DIRECTIONS FOR THIS TASK
Search the material and gather each line with "user" in it.
================================
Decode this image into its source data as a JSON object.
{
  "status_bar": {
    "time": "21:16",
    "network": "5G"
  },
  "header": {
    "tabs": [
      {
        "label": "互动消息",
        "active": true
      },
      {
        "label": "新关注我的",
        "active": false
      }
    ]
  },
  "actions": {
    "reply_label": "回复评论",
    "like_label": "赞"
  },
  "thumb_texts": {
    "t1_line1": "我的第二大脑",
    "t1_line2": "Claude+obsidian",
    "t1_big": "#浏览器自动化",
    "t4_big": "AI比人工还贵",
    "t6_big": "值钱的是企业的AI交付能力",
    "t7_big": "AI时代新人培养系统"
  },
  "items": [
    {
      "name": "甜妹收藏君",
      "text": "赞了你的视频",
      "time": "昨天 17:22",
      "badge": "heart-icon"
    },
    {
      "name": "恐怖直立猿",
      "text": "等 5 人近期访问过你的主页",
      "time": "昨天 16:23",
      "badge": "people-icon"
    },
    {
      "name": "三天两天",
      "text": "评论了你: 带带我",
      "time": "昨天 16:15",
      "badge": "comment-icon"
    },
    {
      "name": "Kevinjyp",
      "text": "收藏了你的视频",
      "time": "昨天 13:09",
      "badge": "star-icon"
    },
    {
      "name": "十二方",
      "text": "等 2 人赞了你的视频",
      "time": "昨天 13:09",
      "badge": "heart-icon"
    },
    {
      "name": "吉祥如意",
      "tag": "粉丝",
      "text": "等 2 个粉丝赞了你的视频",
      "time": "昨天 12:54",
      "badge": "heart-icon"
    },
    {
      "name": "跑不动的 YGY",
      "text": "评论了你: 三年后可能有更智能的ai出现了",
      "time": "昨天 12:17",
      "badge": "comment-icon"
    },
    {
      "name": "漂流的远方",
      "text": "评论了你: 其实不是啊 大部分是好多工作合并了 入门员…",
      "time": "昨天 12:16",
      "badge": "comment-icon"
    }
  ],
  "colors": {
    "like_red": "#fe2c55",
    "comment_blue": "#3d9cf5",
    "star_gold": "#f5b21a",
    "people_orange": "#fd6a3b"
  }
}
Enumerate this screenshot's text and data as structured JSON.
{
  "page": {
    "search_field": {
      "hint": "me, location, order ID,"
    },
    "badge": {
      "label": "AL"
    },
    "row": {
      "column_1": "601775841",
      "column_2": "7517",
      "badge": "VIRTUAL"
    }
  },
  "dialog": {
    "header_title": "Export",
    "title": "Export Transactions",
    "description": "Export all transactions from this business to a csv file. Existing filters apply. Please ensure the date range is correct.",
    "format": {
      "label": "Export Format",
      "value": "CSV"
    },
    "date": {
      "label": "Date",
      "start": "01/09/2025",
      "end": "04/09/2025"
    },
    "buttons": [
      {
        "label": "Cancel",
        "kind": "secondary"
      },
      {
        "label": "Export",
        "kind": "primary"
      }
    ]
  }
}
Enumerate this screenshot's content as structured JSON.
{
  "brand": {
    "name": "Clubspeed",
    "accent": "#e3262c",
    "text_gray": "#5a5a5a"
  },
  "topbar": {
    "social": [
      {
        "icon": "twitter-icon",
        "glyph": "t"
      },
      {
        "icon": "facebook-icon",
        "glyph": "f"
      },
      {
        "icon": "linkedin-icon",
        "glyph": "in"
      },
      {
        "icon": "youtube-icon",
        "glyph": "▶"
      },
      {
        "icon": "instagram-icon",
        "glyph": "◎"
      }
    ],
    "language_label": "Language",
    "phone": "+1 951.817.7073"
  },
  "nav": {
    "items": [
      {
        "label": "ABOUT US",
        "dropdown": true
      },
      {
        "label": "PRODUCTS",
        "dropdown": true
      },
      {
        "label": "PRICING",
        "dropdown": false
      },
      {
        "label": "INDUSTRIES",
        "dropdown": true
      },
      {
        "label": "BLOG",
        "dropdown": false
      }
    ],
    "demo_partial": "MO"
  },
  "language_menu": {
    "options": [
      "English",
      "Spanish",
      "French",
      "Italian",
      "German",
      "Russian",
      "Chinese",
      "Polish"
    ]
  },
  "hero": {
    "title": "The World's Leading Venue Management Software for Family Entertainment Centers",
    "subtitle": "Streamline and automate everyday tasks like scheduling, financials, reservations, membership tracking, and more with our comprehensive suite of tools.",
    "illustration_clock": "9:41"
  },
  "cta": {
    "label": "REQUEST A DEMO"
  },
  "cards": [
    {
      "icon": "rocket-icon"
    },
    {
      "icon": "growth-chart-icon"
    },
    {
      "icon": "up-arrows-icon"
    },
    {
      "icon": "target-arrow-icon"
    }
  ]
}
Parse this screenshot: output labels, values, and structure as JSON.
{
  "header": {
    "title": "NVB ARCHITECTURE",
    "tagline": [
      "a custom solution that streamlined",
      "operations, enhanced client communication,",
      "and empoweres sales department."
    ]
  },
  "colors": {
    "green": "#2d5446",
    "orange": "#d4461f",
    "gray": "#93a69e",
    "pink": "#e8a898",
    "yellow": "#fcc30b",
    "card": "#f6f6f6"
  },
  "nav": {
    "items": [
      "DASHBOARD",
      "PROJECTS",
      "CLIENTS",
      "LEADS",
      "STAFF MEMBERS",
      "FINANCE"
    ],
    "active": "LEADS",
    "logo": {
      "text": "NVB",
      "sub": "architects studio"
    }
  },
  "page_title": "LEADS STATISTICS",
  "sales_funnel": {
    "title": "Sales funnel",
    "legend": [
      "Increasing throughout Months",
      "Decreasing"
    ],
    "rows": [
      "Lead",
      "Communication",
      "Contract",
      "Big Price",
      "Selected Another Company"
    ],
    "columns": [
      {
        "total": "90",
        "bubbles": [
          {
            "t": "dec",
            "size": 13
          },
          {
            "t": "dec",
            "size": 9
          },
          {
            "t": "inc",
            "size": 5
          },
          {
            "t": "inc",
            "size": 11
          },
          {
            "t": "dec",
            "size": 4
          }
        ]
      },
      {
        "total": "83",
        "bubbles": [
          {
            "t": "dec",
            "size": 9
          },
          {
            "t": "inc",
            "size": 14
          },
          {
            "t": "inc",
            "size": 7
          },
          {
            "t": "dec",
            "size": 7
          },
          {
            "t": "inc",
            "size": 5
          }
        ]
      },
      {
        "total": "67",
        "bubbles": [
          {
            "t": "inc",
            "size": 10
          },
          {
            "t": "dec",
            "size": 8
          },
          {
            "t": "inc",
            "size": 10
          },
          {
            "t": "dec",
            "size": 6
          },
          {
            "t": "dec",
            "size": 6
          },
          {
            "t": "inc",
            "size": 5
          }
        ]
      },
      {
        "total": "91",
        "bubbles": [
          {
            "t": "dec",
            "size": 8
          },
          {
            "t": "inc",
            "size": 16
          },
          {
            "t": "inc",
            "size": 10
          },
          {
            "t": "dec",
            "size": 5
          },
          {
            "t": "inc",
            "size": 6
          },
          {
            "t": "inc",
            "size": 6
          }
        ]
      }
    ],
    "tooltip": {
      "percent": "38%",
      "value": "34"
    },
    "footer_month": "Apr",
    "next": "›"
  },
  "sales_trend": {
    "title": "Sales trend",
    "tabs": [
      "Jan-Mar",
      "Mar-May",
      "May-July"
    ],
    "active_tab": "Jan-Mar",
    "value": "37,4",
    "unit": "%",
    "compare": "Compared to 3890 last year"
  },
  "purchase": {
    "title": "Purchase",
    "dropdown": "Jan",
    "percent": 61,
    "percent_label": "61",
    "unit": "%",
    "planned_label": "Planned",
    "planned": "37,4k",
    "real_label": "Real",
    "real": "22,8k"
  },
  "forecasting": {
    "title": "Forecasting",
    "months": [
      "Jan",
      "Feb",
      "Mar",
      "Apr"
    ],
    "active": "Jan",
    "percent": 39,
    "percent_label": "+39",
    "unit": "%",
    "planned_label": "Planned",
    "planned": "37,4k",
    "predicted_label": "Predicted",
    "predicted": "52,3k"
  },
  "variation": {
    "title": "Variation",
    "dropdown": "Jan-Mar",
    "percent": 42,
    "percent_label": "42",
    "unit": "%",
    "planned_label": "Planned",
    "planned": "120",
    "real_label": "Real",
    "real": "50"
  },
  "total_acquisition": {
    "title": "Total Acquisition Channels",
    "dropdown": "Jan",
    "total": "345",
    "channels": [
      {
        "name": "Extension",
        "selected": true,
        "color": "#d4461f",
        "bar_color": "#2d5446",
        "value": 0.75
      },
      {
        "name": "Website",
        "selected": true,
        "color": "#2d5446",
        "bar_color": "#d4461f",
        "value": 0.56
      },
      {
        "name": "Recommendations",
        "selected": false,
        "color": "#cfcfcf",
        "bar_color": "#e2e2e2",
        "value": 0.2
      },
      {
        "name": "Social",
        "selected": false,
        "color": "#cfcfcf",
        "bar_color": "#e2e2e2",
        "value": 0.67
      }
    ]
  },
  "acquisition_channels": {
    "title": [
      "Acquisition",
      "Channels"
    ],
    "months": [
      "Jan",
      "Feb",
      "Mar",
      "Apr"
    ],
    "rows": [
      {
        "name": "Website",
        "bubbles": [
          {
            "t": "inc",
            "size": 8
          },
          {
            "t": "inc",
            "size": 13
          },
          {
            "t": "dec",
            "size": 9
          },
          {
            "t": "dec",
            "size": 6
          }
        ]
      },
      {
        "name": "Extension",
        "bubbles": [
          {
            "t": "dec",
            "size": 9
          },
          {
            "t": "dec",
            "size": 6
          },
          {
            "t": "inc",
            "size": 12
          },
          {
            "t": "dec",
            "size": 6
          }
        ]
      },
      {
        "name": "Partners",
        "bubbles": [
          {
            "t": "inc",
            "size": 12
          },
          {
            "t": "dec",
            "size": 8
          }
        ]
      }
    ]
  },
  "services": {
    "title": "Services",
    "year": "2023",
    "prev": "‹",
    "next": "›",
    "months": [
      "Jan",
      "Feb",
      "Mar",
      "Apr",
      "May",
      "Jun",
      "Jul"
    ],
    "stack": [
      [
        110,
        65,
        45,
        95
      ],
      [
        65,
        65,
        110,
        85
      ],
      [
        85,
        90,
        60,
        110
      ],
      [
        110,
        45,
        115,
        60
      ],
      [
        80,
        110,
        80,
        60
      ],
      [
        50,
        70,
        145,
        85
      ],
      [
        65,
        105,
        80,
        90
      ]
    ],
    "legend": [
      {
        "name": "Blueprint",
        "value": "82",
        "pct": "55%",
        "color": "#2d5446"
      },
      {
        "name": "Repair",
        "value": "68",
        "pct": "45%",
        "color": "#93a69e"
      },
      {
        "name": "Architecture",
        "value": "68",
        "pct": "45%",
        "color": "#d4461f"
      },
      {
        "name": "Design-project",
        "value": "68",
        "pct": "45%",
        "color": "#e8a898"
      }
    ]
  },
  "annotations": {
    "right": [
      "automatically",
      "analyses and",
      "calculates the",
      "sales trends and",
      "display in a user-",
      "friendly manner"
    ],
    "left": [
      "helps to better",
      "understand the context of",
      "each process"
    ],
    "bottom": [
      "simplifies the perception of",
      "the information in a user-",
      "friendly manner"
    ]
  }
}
================================
PROBLEM SOLUTION
      "display in a user-",
      "the information in a user-",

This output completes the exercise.